TASK → Could you arrange everything from the first line of the entries down to the line containing "- bar-cell: 3,1%: [568, 381, 988, 427]", both ends included, as a JSON list of strings with one string per line and blank lines left out?

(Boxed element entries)

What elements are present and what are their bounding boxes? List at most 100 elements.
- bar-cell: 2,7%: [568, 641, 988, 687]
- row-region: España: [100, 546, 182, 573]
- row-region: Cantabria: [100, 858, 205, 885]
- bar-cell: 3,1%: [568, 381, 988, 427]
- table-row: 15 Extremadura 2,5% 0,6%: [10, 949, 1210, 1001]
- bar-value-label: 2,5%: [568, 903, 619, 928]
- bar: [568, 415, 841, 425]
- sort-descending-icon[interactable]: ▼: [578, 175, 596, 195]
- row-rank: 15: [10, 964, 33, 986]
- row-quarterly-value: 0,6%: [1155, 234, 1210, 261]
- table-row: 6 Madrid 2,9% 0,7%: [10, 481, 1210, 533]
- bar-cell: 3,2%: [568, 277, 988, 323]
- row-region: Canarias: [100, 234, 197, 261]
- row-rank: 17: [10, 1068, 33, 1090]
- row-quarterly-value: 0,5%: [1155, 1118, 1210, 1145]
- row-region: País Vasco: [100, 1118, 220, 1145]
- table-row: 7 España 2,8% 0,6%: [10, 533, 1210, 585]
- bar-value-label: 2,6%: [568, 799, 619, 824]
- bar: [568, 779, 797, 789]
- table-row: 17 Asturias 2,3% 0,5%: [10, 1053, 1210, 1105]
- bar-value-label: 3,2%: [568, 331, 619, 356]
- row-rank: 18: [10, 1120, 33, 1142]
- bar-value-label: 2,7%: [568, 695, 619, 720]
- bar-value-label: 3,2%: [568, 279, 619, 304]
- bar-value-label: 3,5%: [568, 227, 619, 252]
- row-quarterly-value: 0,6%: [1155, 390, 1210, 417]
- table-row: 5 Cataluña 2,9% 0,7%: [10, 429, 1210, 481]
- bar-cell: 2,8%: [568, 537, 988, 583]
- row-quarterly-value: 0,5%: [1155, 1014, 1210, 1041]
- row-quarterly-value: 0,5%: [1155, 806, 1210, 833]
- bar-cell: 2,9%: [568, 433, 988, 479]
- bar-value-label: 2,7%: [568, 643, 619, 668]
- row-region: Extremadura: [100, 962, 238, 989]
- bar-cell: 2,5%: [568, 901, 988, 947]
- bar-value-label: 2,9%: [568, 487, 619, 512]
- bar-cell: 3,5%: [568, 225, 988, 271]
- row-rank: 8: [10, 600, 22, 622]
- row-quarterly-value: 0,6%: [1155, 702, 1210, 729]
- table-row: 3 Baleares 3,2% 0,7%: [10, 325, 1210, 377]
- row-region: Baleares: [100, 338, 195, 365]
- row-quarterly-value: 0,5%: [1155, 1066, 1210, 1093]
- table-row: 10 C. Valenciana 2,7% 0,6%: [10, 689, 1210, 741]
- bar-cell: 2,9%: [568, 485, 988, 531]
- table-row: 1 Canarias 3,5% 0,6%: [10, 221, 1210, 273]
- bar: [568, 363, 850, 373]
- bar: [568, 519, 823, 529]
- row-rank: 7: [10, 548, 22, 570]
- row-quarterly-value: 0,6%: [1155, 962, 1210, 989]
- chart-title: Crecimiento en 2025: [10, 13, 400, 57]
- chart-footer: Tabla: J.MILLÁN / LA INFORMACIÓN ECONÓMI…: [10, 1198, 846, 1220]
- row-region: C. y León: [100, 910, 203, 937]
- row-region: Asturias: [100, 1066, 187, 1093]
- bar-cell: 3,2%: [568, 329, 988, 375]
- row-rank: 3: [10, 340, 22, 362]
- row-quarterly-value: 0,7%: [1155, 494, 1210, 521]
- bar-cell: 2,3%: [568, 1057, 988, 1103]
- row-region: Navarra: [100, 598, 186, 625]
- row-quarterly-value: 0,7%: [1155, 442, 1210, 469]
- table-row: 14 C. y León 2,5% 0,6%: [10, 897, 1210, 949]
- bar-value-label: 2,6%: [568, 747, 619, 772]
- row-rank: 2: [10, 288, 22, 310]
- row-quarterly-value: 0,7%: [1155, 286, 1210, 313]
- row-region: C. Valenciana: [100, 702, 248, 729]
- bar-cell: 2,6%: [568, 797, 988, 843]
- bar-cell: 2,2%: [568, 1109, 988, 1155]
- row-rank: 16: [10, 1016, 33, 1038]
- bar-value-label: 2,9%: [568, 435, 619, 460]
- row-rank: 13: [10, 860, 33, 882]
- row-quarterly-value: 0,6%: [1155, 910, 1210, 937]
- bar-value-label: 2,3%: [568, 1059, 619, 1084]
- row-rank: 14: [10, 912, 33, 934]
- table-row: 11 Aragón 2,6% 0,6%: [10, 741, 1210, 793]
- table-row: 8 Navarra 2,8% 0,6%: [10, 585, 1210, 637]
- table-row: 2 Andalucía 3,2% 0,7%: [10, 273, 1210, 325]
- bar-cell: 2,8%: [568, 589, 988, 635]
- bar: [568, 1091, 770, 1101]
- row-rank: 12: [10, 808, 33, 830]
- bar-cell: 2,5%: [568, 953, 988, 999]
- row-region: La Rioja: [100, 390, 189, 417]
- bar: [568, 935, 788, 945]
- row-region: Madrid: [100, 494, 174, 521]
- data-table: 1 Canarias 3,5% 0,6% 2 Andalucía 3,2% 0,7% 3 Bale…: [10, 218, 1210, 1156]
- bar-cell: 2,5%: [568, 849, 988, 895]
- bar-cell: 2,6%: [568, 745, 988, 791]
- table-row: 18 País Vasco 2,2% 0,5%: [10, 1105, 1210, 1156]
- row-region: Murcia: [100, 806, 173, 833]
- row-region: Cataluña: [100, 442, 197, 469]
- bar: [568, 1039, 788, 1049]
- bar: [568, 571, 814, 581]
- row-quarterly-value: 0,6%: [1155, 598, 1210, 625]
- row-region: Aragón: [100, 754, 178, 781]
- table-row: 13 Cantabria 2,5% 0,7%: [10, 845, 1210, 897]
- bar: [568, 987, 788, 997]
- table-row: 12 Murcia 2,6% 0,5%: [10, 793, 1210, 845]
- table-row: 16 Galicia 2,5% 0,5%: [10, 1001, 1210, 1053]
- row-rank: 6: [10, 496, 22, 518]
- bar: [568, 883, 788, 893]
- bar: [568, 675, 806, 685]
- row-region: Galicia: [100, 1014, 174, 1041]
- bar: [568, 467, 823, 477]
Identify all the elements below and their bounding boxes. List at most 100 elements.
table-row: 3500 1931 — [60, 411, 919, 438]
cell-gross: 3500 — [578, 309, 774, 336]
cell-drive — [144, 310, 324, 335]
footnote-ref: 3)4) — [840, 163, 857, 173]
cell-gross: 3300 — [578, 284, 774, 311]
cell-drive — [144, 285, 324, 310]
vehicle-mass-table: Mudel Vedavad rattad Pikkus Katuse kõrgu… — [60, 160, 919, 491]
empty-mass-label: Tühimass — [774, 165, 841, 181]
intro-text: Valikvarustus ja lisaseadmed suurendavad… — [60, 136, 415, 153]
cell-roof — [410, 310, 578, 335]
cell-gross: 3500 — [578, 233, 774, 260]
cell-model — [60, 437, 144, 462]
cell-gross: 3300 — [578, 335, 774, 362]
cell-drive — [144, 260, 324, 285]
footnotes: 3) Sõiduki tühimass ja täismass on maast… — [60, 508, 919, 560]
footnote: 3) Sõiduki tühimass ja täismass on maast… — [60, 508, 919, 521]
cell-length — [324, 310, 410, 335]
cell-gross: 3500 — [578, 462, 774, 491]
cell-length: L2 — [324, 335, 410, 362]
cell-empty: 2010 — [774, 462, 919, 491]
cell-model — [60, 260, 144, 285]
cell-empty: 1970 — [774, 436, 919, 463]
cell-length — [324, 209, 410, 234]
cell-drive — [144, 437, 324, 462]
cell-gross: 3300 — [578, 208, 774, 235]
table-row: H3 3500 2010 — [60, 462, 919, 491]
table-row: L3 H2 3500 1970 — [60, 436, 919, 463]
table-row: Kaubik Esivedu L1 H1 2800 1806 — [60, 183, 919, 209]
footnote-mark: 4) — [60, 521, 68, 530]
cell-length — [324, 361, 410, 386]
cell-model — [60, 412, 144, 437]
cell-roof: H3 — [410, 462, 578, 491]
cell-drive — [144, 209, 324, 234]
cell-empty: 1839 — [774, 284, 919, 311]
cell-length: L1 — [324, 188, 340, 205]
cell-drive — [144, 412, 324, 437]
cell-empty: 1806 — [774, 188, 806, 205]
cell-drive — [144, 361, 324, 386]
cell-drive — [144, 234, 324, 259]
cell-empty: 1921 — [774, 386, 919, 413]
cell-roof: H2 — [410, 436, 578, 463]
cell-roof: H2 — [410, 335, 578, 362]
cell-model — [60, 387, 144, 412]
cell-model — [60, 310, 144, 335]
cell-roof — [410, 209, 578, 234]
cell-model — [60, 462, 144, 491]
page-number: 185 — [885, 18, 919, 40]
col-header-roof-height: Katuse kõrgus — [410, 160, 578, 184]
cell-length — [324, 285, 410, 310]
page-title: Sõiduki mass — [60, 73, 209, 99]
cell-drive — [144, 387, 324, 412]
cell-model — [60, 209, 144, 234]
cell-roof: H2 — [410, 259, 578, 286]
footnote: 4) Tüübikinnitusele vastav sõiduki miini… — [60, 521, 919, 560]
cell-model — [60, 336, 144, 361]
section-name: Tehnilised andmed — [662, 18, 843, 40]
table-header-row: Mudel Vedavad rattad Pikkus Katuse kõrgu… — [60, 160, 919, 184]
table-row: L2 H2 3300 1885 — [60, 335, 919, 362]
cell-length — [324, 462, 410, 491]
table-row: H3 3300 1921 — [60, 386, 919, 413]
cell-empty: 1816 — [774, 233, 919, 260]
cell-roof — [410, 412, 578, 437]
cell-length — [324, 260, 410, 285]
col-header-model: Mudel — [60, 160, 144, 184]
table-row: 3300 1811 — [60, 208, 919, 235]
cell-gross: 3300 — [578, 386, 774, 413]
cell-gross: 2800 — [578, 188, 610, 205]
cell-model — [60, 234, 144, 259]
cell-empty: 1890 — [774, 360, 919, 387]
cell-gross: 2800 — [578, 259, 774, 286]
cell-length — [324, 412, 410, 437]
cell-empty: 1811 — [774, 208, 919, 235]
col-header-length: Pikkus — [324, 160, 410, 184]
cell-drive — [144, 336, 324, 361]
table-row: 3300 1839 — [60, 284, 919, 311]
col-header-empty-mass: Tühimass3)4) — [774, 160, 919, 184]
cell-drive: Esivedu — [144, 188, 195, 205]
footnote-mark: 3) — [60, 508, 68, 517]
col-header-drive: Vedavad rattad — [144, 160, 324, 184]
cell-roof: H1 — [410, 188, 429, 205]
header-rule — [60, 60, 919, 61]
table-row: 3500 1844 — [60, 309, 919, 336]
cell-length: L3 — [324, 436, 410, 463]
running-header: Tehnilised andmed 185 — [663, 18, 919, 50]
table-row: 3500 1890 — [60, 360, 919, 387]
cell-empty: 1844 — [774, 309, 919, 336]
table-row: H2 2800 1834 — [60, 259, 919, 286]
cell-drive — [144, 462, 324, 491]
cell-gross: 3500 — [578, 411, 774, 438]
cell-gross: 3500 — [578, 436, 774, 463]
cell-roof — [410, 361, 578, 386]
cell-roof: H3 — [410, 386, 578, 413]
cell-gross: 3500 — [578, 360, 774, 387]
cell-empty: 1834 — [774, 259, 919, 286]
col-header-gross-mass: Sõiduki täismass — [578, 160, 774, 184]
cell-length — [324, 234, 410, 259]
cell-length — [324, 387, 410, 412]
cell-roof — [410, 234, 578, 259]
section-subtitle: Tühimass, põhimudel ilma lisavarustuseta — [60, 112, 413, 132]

SOLUTION FOR THIS EXERCISE →
[
  "What elements are present and what are their bounding boxes? List at most 100 elements.",
  "- bar-cell: 2,7%: [568, 641, 988, 687]",
  "- row-region: España: [100, 546, 182, 573]",
  "- row-region: Cantabria: [100, 858, 205, 885]",
  "- bar-cell: 3,1%: [568, 381, 988, 427]"
]